> **Directive**
Please output the records below in full, exactly as given, but without the images.

====== Dataset entries ======

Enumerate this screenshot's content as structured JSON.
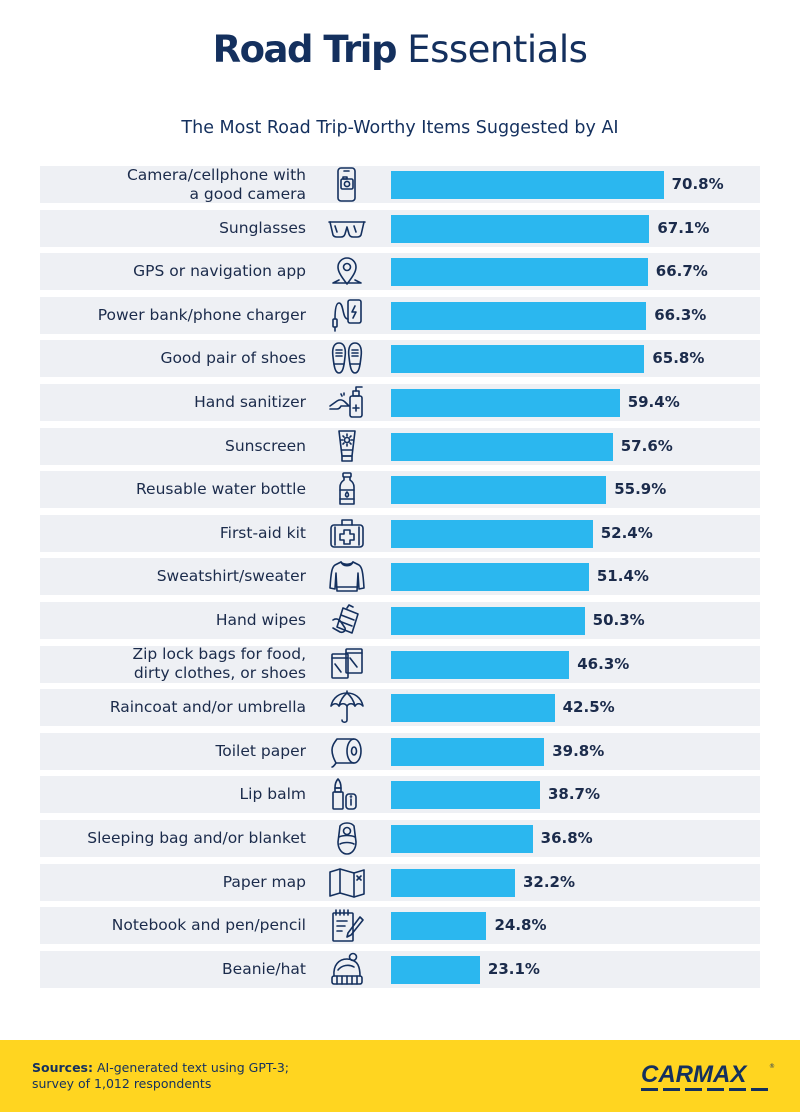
{
  "header": {
    "title_bold": "Road Trip",
    "title_light": "Essentials",
    "subtitle": "The Most Road Trip-Worthy Items Suggested by AI"
  },
  "colors": {
    "bar": "#2bb7ef",
    "row_bg": "#eef0f4",
    "navy": "#14305e",
    "footer": "#ffd520"
  },
  "chart_data": {
    "type": "bar",
    "orientation": "horizontal",
    "title": "Road Trip Essentials",
    "subtitle": "The Most Road Trip-Worthy Items Suggested by AI",
    "xlabel": "",
    "ylabel": "",
    "xlim": [
      0,
      100
    ],
    "value_suffix": "%",
    "categories": [
      "Camera/cellphone with\na good camera",
      "Sunglasses",
      "GPS or navigation app",
      "Power bank/phone charger",
      "Good pair of shoes",
      "Hand sanitizer",
      "Sunscreen",
      "Reusable water bottle",
      "First-aid kit",
      "Sweatshirt/sweater",
      "Hand wipes",
      "Zip lock bags for food,\ndirty clothes, or shoes",
      "Raincoat and/or umbrella",
      "Toilet paper",
      "Lip balm",
      "Sleeping bag and/or blanket",
      "Paper map",
      "Notebook and pen/pencil",
      "Beanie/hat"
    ],
    "values": [
      70.8,
      67.1,
      66.7,
      66.3,
      65.8,
      59.4,
      57.6,
      55.9,
      52.4,
      51.4,
      50.3,
      46.3,
      42.5,
      39.8,
      38.7,
      36.8,
      32.2,
      24.8,
      23.1
    ],
    "value_labels": [
      "70.8%",
      "67.1%",
      "66.7%",
      "66.3%",
      "65.8%",
      "59.4%",
      "57.6%",
      "55.9%",
      "52.4%",
      "51.4%",
      "50.3%",
      "46.3%",
      "42.5%",
      "39.8%",
      "38.7%",
      "36.8%",
      "32.2%",
      "24.8%",
      "23.1%"
    ],
    "icons": [
      "camera-phone-icon",
      "sunglasses-icon",
      "map-pin-icon",
      "power-bank-icon",
      "shoes-icon",
      "hand-sanitizer-icon",
      "sunscreen-icon",
      "water-bottle-icon",
      "first-aid-kit-icon",
      "sweatshirt-icon",
      "hand-wipes-icon",
      "zip-bags-icon",
      "umbrella-icon",
      "toilet-paper-icon",
      "lip-balm-icon",
      "sleeping-bag-icon",
      "paper-map-icon",
      "notebook-pen-icon",
      "beanie-icon"
    ]
  },
  "footer": {
    "sources_label": "Sources:",
    "sources_text": "AI-generated text using GPT-3;\nsurvey of 1,012 respondents",
    "logo_text": "CARMAX"
  }
}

======

> **Response to this exercise**
Enumerate this screenshot's content as structured JSON.
{
  "header": {
    "title_bold": "Road Trip",
    "title_light": "Essentials",
    "subtitle": "The Most Road Trip-Worthy Items Suggested by AI"
  },
  "colors": {
    "bar": "#2bb7ef",
    "row_bg": "#eef0f4",
    "navy": "#14305e",
    "footer": "#ffd520"
  },
  "chart_data": {
    "type": "bar",
    "orientation": "horizontal",
    "title": "Road Trip Essentials",
    "subtitle": "The Most Road Trip-Worthy Items Suggested by AI",
    "xlabel": "",
    "ylabel": "",
    "xlim": [
      0,
      100
    ],
    "value_suffix": "%",
    "categories": [
      "Camera/cellphone with\na good camera",
      "Sunglasses",
      "GPS or navigation app",
      "Power bank/phone charger",
      "Good pair of shoes",
      "Hand sanitizer",
      "Sunscreen",
      "Reusable water bottle",
      "First-aid kit",
      "Sweatshirt/sweater",
      "Hand wipes",
      "Zip lock bags for food,\ndirty clothes, or shoes",
      "Raincoat and/or umbrella",
      "Toilet paper",
      "Lip balm",
      "Sleeping bag and/or blanket",
      "Paper map",
      "Notebook and pen/pencil",
      "Beanie/hat"
    ],
    "values": [
      70.8,
      67.1,
      66.7,
      66.3,
      65.8,
      59.4,
      57.6,
      55.9,
      52.4,
      51.4,
      50.3,
      46.3,
      42.5,
      39.8,
      38.7,
      36.8,
      32.2,
      24.8,
      23.1
    ],
    "value_labels": [
      "70.8%",
      "67.1%",
      "66.7%",
      "66.3%",
      "65.8%",
      "59.4%",
      "57.6%",
      "55.9%",
      "52.4%",
      "51.4%",
      "50.3%",
      "46.3%",
      "42.5%",
      "39.8%",
      "38.7%",
      "36.8%",
      "32.2%",
      "24.8%",
      "23.1%"
    ],
    "icons": [
      "camera-phone-icon",
      "sunglasses-icon",
      "map-pin-icon",
      "power-bank-icon",
      "shoes-icon",
      "hand-sanitizer-icon",
      "sunscreen-icon",
      "water-bottle-icon",
      "first-aid-kit-icon",
      "sweatshirt-icon",
      "hand-wipes-icon",
      "zip-bags-icon",
      "umbrella-icon",
      "toilet-paper-icon",
      "lip-balm-icon",
      "sleeping-bag-icon",
      "paper-map-icon",
      "notebook-pen-icon",
      "beanie-icon"
    ]
  },
  "footer": {
    "sources_label": "Sources:",
    "sources_text": "AI-generated text using GPT-3;\nsurvey of 1,012 respondents",
    "logo_text": "CARMAX"
  }
}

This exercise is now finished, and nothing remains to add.